DIRECTIONS FOR THIS TASK —
In the records below, find each line with the word "动物笑谈" and copy it.

THE RECORDS —
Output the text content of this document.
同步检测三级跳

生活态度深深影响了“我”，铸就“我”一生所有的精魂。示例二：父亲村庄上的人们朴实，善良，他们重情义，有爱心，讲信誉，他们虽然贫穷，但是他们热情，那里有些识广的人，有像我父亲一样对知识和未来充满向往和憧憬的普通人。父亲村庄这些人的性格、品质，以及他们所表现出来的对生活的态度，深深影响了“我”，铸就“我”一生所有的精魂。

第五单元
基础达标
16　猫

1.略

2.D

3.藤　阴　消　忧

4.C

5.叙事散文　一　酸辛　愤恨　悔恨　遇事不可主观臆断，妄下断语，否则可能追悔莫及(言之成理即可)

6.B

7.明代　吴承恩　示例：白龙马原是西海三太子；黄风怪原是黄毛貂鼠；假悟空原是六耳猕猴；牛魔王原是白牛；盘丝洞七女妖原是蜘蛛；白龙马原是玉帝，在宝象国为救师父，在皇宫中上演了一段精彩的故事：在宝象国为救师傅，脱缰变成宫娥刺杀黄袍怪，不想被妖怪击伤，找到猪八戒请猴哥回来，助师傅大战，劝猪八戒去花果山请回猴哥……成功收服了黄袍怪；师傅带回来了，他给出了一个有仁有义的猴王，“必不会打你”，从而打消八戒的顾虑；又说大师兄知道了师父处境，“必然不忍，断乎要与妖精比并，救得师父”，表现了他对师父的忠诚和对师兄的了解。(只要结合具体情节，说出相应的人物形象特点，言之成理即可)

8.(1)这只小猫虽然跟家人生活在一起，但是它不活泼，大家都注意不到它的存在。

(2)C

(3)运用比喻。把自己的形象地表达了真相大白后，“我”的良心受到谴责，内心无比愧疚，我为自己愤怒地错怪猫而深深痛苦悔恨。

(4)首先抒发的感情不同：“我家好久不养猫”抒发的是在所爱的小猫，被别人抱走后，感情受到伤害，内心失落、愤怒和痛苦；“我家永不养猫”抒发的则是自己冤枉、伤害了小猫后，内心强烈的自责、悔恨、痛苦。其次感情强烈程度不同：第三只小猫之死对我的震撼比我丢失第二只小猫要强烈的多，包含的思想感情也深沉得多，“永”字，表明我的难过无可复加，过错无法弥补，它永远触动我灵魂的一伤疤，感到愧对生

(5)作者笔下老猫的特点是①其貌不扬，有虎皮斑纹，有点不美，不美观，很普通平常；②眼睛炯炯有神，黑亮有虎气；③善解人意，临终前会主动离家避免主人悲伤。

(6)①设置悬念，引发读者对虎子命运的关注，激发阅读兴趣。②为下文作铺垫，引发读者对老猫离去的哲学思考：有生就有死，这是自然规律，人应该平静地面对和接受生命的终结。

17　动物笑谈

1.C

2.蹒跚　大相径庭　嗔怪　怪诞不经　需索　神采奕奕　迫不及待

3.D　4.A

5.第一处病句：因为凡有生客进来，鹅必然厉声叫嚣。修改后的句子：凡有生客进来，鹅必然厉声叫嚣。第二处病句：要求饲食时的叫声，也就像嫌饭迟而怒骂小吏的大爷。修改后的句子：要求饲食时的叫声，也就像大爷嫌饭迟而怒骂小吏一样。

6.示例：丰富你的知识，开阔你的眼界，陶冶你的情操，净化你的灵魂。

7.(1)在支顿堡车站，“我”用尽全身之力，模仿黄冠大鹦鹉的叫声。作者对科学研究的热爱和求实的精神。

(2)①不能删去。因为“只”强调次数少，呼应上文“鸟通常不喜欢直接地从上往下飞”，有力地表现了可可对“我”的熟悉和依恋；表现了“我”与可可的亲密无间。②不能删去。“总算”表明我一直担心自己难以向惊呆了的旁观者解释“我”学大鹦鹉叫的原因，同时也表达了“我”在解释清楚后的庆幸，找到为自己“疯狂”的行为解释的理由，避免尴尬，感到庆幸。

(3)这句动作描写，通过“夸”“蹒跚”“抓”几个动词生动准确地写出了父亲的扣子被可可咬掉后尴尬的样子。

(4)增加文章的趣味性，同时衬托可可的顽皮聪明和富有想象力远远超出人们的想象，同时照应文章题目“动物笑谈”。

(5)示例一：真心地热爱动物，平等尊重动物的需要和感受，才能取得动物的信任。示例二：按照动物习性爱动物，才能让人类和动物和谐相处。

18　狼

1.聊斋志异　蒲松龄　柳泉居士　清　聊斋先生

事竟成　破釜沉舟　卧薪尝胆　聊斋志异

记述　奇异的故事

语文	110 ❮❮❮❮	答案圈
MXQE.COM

FINISHED ANSWER —
17　动物笑谈
(4)增加文章的趣味性，同时衬托可可的顽皮聪明和富有想象力远远超出人们的想象，同时照应文章题目“动物笑谈”。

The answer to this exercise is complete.